begin ITEMS

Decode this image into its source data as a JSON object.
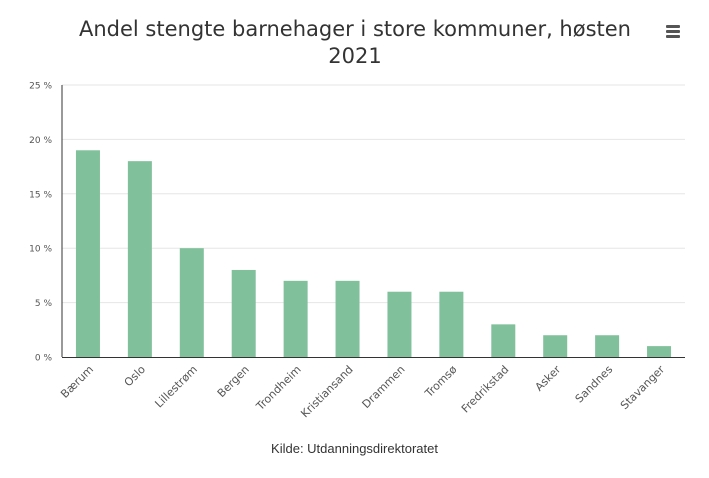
{
  "chart_data": {
    "type": "bar",
    "title": "Andel stengte barnehager i store kommuner, høsten 2021",
    "categories": [
      "Bærum",
      "Oslo",
      "Lillestrøm",
      "Bergen",
      "Trondheim",
      "Kristiansand",
      "Drammen",
      "Tromsø",
      "Fredrikstad",
      "Asker",
      "Sandnes",
      "Stavanger"
    ],
    "values": [
      19,
      18,
      10,
      8,
      7,
      7,
      6,
      6,
      3,
      2,
      2,
      1
    ],
    "yticks": [
      0,
      5,
      10,
      15,
      20,
      25
    ],
    "ytick_labels": [
      "0 %",
      "5 %",
      "10 %",
      "15 %",
      "20 %",
      "25 %"
    ],
    "ylim": [
      0,
      25
    ],
    "xlabel": "",
    "ylabel": "",
    "grid": true,
    "bar_color": "#80c09b",
    "grid_color": "#e6e6e6",
    "axis_color": "#333333"
  },
  "title_lines": [
    "Andel stengte barnehager i store kommuner, høsten",
    "2021"
  ],
  "source": "Kilde: Utdanningsdirektoratet",
  "menu_icon": "hamburger-menu-icon"
}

end ITEMS

- EXERCISE -
Leaving aside the images, write out the entries above word for word.

- WRITTEN REPLY -
Decode this image into its source data as a JSON object.
{
  "chart_data": {
    "type": "bar",
    "title": "Andel stengte barnehager i store kommuner, høsten 2021",
    "categories": [
      "Bærum",
      "Oslo",
      "Lillestrøm",
      "Bergen",
      "Trondheim",
      "Kristiansand",
      "Drammen",
      "Tromsø",
      "Fredrikstad",
      "Asker",
      "Sandnes",
      "Stavanger"
    ],
    "values": [
      19,
      18,
      10,
      8,
      7,
      7,
      6,
      6,
      3,
      2,
      2,
      1
    ],
    "yticks": [
      0,
      5,
      10,
      15,
      20,
      25
    ],
    "ytick_labels": [
      "0 %",
      "5 %",
      "10 %",
      "15 %",
      "20 %",
      "25 %"
    ],
    "ylim": [
      0,
      25
    ],
    "xlabel": "",
    "ylabel": "",
    "grid": true,
    "bar_color": "#80c09b",
    "grid_color": "#e6e6e6",
    "axis_color": "#333333"
  },
  "title_lines": [
    "Andel stengte barnehager i store kommuner, høsten",
    "2021"
  ],
  "source": "Kilde: Utdanningsdirektoratet",
  "menu_icon": "hamburger-menu-icon"
}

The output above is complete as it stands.